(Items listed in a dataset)

===============

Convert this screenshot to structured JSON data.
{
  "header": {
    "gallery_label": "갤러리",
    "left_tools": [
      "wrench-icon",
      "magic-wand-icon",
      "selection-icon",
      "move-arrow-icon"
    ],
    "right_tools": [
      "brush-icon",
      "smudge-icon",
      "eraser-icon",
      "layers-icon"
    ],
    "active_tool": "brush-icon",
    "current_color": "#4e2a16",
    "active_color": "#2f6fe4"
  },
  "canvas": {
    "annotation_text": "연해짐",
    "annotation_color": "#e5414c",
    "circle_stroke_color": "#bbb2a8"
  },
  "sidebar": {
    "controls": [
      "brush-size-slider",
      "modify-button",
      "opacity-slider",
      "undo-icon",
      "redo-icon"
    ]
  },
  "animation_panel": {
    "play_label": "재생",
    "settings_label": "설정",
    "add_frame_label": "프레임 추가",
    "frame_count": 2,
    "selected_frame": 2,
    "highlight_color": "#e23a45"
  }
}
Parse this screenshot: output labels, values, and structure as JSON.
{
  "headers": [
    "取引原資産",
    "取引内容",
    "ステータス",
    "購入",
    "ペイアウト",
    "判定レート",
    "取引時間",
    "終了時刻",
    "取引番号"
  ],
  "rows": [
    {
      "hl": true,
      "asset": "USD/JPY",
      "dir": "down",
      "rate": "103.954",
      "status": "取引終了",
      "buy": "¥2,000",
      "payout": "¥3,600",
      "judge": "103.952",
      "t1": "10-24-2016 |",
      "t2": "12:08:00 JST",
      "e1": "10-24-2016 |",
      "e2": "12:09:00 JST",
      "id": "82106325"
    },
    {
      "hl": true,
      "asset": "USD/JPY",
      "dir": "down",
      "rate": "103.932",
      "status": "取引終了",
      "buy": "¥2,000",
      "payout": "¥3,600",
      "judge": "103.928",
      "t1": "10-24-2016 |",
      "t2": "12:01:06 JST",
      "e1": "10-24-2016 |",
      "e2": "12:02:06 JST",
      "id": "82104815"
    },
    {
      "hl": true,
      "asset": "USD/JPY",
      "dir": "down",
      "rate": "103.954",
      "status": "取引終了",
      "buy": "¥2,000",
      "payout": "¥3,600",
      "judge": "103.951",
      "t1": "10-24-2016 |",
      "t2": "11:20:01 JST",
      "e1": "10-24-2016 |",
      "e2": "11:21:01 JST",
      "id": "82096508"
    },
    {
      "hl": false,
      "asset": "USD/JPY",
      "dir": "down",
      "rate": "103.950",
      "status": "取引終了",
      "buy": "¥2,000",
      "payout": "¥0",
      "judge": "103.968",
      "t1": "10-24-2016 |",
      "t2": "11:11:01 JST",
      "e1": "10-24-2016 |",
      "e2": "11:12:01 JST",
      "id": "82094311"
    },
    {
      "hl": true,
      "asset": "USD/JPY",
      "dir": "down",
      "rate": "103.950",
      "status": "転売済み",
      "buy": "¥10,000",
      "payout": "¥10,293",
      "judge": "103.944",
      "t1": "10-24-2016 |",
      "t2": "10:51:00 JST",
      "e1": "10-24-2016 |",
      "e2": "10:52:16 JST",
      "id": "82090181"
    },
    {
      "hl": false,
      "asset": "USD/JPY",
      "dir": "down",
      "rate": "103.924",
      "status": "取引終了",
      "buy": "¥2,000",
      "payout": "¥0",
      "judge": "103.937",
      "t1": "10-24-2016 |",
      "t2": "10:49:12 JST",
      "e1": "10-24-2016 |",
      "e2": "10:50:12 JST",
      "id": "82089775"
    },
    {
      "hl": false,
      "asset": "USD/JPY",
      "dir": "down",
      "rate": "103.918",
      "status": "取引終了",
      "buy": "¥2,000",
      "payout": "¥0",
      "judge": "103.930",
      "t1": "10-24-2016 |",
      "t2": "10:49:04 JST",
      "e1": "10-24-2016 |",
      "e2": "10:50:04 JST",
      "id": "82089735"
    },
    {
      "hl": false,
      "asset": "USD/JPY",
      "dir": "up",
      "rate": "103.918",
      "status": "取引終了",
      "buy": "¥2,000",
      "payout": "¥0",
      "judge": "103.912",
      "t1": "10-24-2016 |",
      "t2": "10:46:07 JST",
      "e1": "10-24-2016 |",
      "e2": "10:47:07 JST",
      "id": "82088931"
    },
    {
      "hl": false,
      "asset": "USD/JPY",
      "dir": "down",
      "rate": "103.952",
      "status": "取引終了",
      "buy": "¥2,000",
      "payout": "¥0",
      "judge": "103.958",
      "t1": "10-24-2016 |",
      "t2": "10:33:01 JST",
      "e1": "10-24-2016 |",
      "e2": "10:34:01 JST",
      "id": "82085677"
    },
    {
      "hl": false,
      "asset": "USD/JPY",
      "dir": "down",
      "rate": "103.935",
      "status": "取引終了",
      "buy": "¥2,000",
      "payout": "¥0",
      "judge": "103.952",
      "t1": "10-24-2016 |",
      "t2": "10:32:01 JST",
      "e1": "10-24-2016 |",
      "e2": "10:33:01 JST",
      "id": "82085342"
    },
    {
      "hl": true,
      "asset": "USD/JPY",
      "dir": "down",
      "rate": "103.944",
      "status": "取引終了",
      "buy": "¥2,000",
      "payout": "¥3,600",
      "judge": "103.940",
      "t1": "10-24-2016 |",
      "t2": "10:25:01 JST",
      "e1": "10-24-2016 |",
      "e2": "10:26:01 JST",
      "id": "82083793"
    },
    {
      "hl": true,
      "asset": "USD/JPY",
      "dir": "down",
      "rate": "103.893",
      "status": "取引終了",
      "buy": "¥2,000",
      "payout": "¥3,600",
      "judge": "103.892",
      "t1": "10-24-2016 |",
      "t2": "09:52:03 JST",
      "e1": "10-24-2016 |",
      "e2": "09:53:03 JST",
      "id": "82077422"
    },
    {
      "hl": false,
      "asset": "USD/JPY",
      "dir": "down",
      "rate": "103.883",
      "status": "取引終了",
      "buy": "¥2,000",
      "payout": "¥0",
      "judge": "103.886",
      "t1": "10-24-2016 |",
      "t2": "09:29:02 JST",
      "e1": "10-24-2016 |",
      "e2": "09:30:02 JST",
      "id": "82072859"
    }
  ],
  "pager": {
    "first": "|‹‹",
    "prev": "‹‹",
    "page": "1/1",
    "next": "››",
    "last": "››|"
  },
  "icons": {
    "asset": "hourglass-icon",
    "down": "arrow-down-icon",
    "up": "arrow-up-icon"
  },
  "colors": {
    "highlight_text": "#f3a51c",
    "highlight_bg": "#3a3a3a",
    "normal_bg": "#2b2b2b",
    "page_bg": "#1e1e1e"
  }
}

===============

# [Short problem]
Using the listing above, retype each line exactly.

# [Task solution]
Convert this screenshot to structured JSON data.
{
  "header": {
    "gallery_label": "갤러리",
    "left_tools": [
      "wrench-icon",
      "magic-wand-icon",
      "selection-icon",
      "move-arrow-icon"
    ],
    "right_tools": [
      "brush-icon",
      "smudge-icon",
      "eraser-icon",
      "layers-icon"
    ],
    "active_tool": "brush-icon",
    "current_color": "#4e2a16",
    "active_color": "#2f6fe4"
  },
  "canvas": {
    "annotation_text": "연해짐",
    "annotation_color": "#e5414c",
    "circle_stroke_color": "#bbb2a8"
  },
  "sidebar": {
    "controls": [
      "brush-size-slider",
      "modify-button",
      "opacity-slider",
      "undo-icon",
      "redo-icon"
    ]
  },
  "animation_panel": {
    "play_label": "재생",
    "settings_label": "설정",
    "add_frame_label": "프레임 추가",
    "frame_count": 2,
    "selected_frame": 2,
    "highlight_color": "#e23a45"
  }
}
Parse this screenshot: output labels, values, and structure as JSON.
{
  "headers": [
    "取引原資産",
    "取引内容",
    "ステータス",
    "購入",
    "ペイアウト",
    "判定レート",
    "取引時間",
    "終了時刻",
    "取引番号"
  ],
  "rows": [
    {
      "hl": true,
      "asset": "USD/JPY",
      "dir": "down",
      "rate": "103.954",
      "status": "取引終了",
      "buy": "¥2,000",
      "payout": "¥3,600",
      "judge": "103.952",
      "t1": "10-24-2016 |",
      "t2": "12:08:00 JST",
      "e1": "10-24-2016 |",
      "e2": "12:09:00 JST",
      "id": "82106325"
    },
    {
      "hl": true,
      "asset": "USD/JPY",
      "dir": "down",
      "rate": "103.932",
      "status": "取引終了",
      "buy": "¥2,000",
      "payout": "¥3,600",
      "judge": "103.928",
      "t1": "10-24-2016 |",
      "t2": "12:01:06 JST",
      "e1": "10-24-2016 |",
      "e2": "12:02:06 JST",
      "id": "82104815"
    },
    {
      "hl": true,
      "asset": "USD/JPY",
      "dir": "down",
      "rate": "103.954",
      "status": "取引終了",
      "buy": "¥2,000",
      "payout": "¥3,600",
      "judge": "103.951",
      "t1": "10-24-2016 |",
      "t2": "11:20:01 JST",
      "e1": "10-24-2016 |",
      "e2": "11:21:01 JST",
      "id": "82096508"
    },
    {
      "hl": false,
      "asset": "USD/JPY",
      "dir": "down",
      "rate": "103.950",
      "status": "取引終了",
      "buy": "¥2,000",
      "payout": "¥0",
      "judge": "103.968",
      "t1": "10-24-2016 |",
      "t2": "11:11:01 JST",
      "e1": "10-24-2016 |",
      "e2": "11:12:01 JST",
      "id": "82094311"
    },
    {
      "hl": true,
      "asset": "USD/JPY",
      "dir": "down",
      "rate": "103.950",
      "status": "転売済み",
      "buy": "¥10,000",
      "payout": "¥10,293",
      "judge": "103.944",
      "t1": "10-24-2016 |",
      "t2": "10:51:00 JST",
      "e1": "10-24-2016 |",
      "e2": "10:52:16 JST",
      "id": "82090181"
    },
    {
      "hl": false,
      "asset": "USD/JPY",
      "dir": "down",
      "rate": "103.924",
      "status": "取引終了",
      "buy": "¥2,000",
      "payout": "¥0",
      "judge": "103.937",
      "t1": "10-24-2016 |",
      "t2": "10:49:12 JST",
      "e1": "10-24-2016 |",
      "e2": "10:50:12 JST",
      "id": "82089775"
    },
    {
      "hl": false,
      "asset": "USD/JPY",
      "dir": "down",
      "rate": "103.918",
      "status": "取引終了",
      "buy": "¥2,000",
      "payout": "¥0",
      "judge": "103.930",
      "t1": "10-24-2016 |",
      "t2": "10:49:04 JST",
      "e1": "10-24-2016 |",
      "e2": "10:50:04 JST",
      "id": "82089735"
    },
    {
      "hl": false,
      "asset": "USD/JPY",
      "dir": "up",
      "rate": "103.918",
      "status": "取引終了",
      "buy": "¥2,000",
      "payout": "¥0",
      "judge": "103.912",
      "t1": "10-24-2016 |",
      "t2": "10:46:07 JST",
      "e1": "10-24-2016 |",
      "e2": "10:47:07 JST",
      "id": "82088931"
    },
    {
      "hl": false,
      "asset": "USD/JPY",
      "dir": "down",
      "rate": "103.952",
      "status": "取引終了",
      "buy": "¥2,000",
      "payout": "¥0",
      "judge": "103.958",
      "t1": "10-24-2016 |",
      "t2": "10:33:01 JST",
      "e1": "10-24-2016 |",
      "e2": "10:34:01 JST",
      "id": "82085677"
    },
    {
      "hl": false,
      "asset": "USD/JPY",
      "dir": "down",
      "rate": "103.935",
      "status": "取引終了",
      "buy": "¥2,000",
      "payout": "¥0",
      "judge": "103.952",
      "t1": "10-24-2016 |",
      "t2": "10:32:01 JST",
      "e1": "10-24-2016 |",
      "e2": "10:33:01 JST",
      "id": "82085342"
    },
    {
      "hl": true,
      "asset": "USD/JPY",
      "dir": "down",
      "rate": "103.944",
      "status": "取引終了",
      "buy": "¥2,000",
      "payout": "¥3,600",
      "judge": "103.940",
      "t1": "10-24-2016 |",
      "t2": "10:25:01 JST",
      "e1": "10-24-2016 |",
      "e2": "10:26:01 JST",
      "id": "82083793"
    },
    {
      "hl": true,
      "asset": "USD/JPY",
      "dir": "down",
      "rate": "103.893",
      "status": "取引終了",
      "buy": "¥2,000",
      "payout": "¥3,600",
      "judge": "103.892",
      "t1": "10-24-2016 |",
      "t2": "09:52:03 JST",
      "e1": "10-24-2016 |",
      "e2": "09:53:03 JST",
      "id": "82077422"
    },
    {
      "hl": false,
      "asset": "USD/JPY",
      "dir": "down",
      "rate": "103.883",
      "status": "取引終了",
      "buy": "¥2,000",
      "payout": "¥0",
      "judge": "103.886",
      "t1": "10-24-2016 |",
      "t2": "09:29:02 JST",
      "e1": "10-24-2016 |",
      "e2": "09:30:02 JST",
      "id": "82072859"
    }
  ],
  "pager": {
    "first": "|‹‹",
    "prev": "‹‹",
    "page": "1/1",
    "next": "››",
    "last": "››|"
  },
  "icons": {
    "asset": "hourglass-icon",
    "down": "arrow-down-icon",
    "up": "arrow-up-icon"
  },
  "colors": {
    "highlight_text": "#f3a51c",
    "highlight_bg": "#3a3a3a",
    "normal_bg": "#2b2b2b",
    "page_bg": "#1e1e1e"
  }
}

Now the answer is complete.